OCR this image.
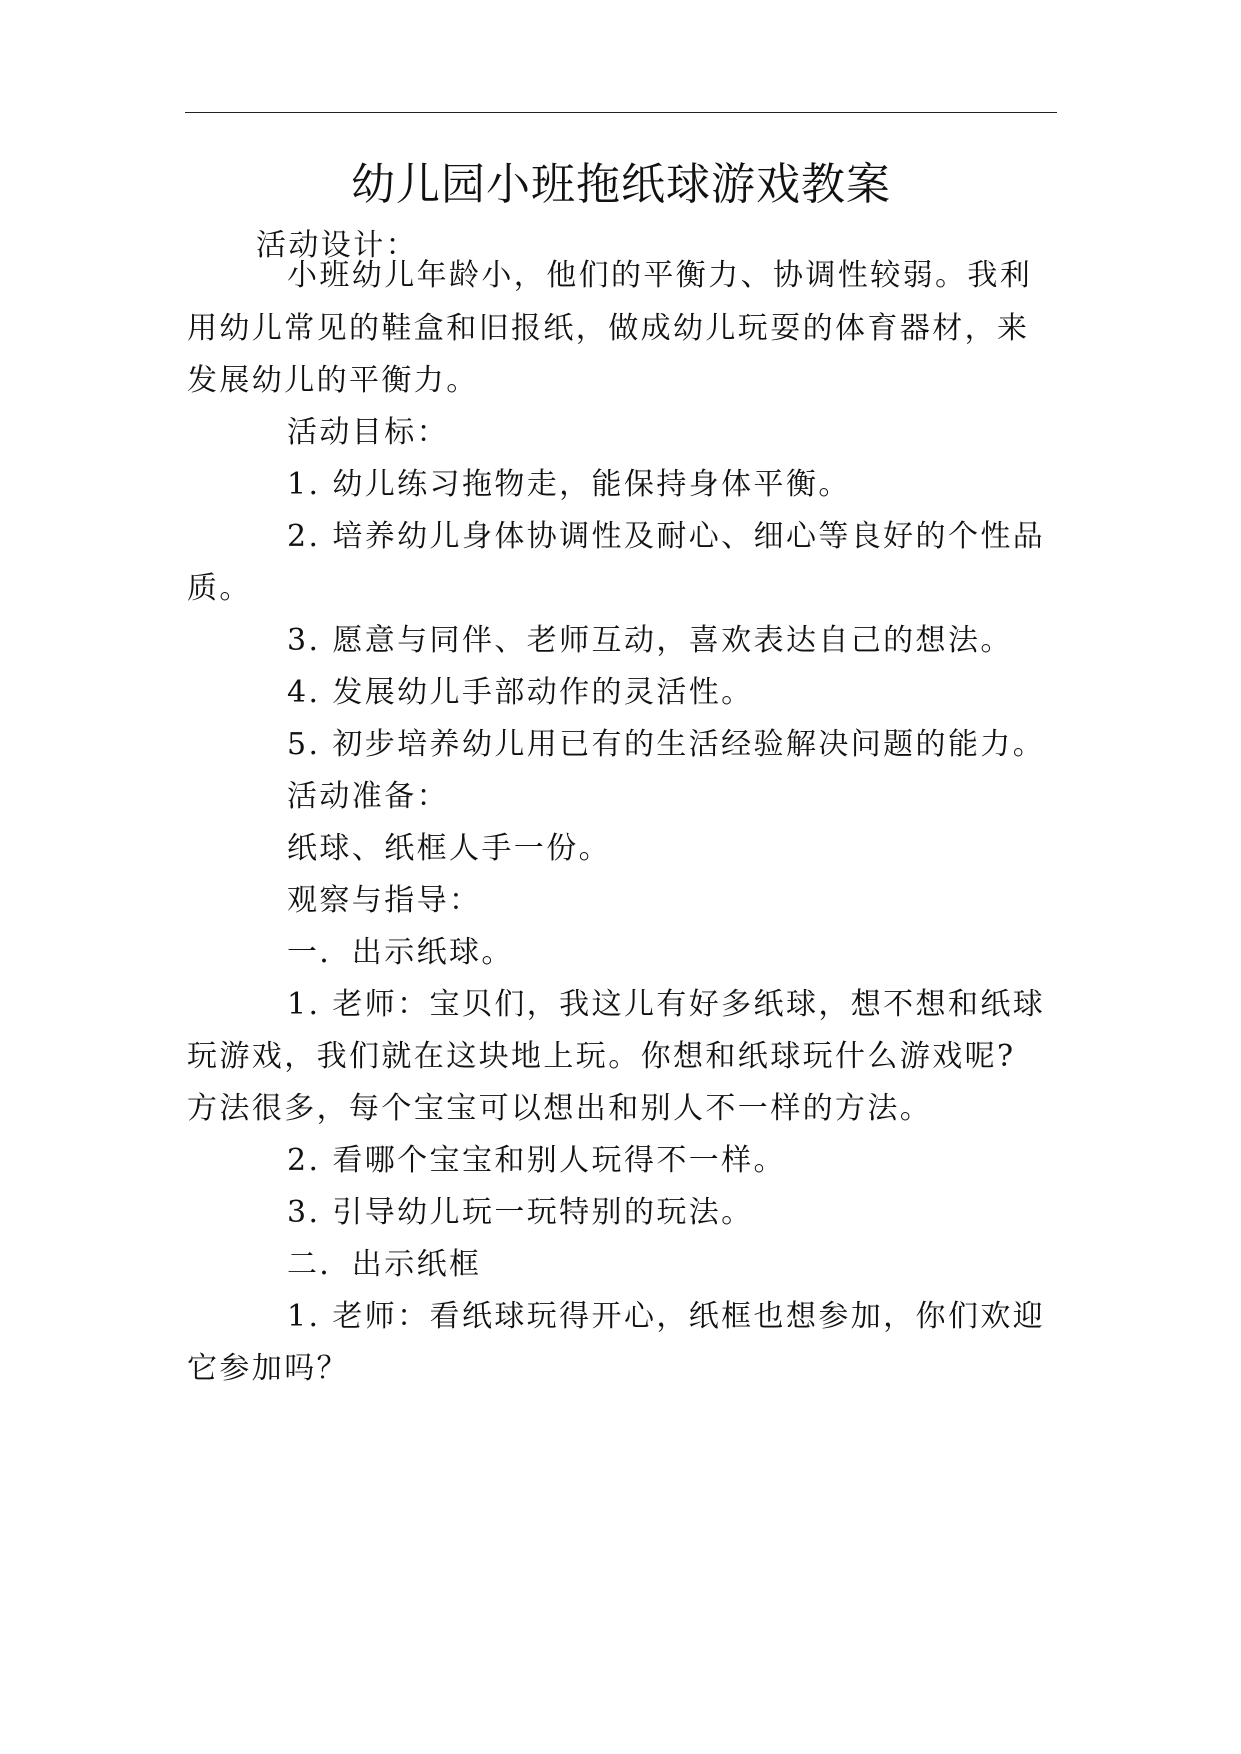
幼儿园小班拖纸球游戏教案
活动设计：
小班幼儿年龄小，他们的平衡力、协调性较弱。我利
用幼儿常见的鞋盒和旧报纸，做成幼儿玩耍的体育器材，来
发展幼儿的平衡力。
活动目标：
1. 幼儿练习拖物走，能保持身体平衡。
2. 培养幼儿身体协调性及耐心、细心等良好的个性品
质。
3. 愿意与同伴、老师互动，喜欢表达自己的想法。
4. 发展幼儿手部动作的灵活性。
5. 初步培养幼儿用已有的生活经验解决问题的能力。
活动准备：
纸球、纸框人手一份。
观察与指导：
一．出示纸球。
1. 老师：宝贝们，我这儿有好多纸球，想不想和纸球
玩游戏，我们就在这块地上玩。你想和纸球玩什么游戏呢?
方法很多，每个宝宝可以想出和别人不一样的方法。
2. 看哪个宝宝和别人玩得不一样。
3. 引导幼儿玩一玩特别的玩法。
二．出示纸框
1. 老师：看纸球玩得开心，纸框也想参加，你们欢迎
它参加吗？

> **Goal**: The data above needs to be retyped exactly, with the images left out.

> **Task solution**:
OCR this image.
幼儿园小班拖纸球游戏教案
活动设计：
小班幼儿年龄小，他们的平衡力、协调性较弱。我利
用幼儿常见的鞋盒和旧报纸，做成幼儿玩耍的体育器材，来
发展幼儿的平衡力。
活动目标：
1. 幼儿练习拖物走，能保持身体平衡。
2. 培养幼儿身体协调性及耐心、细心等良好的个性品
质。
3. 愿意与同伴、老师互动，喜欢表达自己的想法。
4. 发展幼儿手部动作的灵活性。
5. 初步培养幼儿用已有的生活经验解决问题的能力。
活动准备：
纸球、纸框人手一份。
观察与指导：
一．出示纸球。
1. 老师：宝贝们，我这儿有好多纸球，想不想和纸球
玩游戏，我们就在这块地上玩。你想和纸球玩什么游戏呢?
方法很多，每个宝宝可以想出和别人不一样的方法。
2. 看哪个宝宝和别人玩得不一样。
3. 引导幼儿玩一玩特别的玩法。
二．出示纸框
1. 老师：看纸球玩得开心，纸框也想参加，你们欢迎
它参加吗？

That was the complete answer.